_THE REQUEST_
Work out the number of lines in the records that include the word "portion"; reply with that number alone.

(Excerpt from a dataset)
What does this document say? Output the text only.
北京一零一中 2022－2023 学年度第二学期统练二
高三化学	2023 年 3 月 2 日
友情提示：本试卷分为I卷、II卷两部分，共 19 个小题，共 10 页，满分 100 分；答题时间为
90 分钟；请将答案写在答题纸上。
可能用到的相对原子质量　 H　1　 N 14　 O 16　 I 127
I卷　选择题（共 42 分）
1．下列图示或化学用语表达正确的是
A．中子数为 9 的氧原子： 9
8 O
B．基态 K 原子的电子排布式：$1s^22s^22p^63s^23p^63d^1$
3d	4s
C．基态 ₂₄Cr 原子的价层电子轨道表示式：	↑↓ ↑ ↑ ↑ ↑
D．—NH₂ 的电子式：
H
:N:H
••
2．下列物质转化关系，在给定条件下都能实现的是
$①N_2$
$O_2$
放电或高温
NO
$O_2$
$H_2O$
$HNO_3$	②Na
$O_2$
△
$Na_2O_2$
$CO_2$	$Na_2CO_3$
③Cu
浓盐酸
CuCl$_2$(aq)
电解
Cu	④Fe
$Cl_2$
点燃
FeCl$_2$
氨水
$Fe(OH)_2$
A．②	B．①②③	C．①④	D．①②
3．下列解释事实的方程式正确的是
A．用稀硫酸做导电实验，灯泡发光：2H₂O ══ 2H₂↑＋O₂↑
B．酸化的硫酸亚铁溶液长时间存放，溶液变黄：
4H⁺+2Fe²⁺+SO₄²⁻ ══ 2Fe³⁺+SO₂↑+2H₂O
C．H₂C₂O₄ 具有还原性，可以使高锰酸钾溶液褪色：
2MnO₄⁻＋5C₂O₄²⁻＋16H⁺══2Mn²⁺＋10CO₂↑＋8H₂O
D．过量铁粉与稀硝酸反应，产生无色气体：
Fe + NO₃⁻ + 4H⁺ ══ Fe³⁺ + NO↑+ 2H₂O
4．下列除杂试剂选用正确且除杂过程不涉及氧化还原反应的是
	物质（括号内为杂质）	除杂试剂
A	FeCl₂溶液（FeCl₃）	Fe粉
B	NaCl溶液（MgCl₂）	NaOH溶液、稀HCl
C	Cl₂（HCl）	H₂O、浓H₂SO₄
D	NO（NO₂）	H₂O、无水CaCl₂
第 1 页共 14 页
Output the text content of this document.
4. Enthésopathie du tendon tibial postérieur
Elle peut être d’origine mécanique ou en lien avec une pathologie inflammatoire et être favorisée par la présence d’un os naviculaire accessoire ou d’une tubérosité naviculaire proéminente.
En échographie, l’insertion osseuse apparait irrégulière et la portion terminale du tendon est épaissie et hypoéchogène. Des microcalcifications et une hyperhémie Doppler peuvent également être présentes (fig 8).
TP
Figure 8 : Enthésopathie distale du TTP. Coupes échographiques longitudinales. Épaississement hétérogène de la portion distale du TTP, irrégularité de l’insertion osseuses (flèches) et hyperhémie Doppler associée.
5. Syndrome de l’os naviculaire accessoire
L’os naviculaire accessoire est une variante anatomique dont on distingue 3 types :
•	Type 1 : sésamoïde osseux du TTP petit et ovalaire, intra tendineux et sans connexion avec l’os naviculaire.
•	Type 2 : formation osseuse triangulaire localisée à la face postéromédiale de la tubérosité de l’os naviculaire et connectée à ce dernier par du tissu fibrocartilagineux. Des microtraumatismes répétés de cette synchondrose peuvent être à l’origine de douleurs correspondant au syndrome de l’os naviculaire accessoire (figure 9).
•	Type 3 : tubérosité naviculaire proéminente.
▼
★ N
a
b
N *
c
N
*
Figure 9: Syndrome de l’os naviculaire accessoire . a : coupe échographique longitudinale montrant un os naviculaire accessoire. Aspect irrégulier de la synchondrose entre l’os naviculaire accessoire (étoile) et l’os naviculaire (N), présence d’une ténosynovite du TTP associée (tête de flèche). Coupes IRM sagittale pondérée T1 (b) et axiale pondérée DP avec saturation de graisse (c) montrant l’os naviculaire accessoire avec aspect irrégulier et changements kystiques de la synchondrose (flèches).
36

_WRITTEN RESPONSE_
2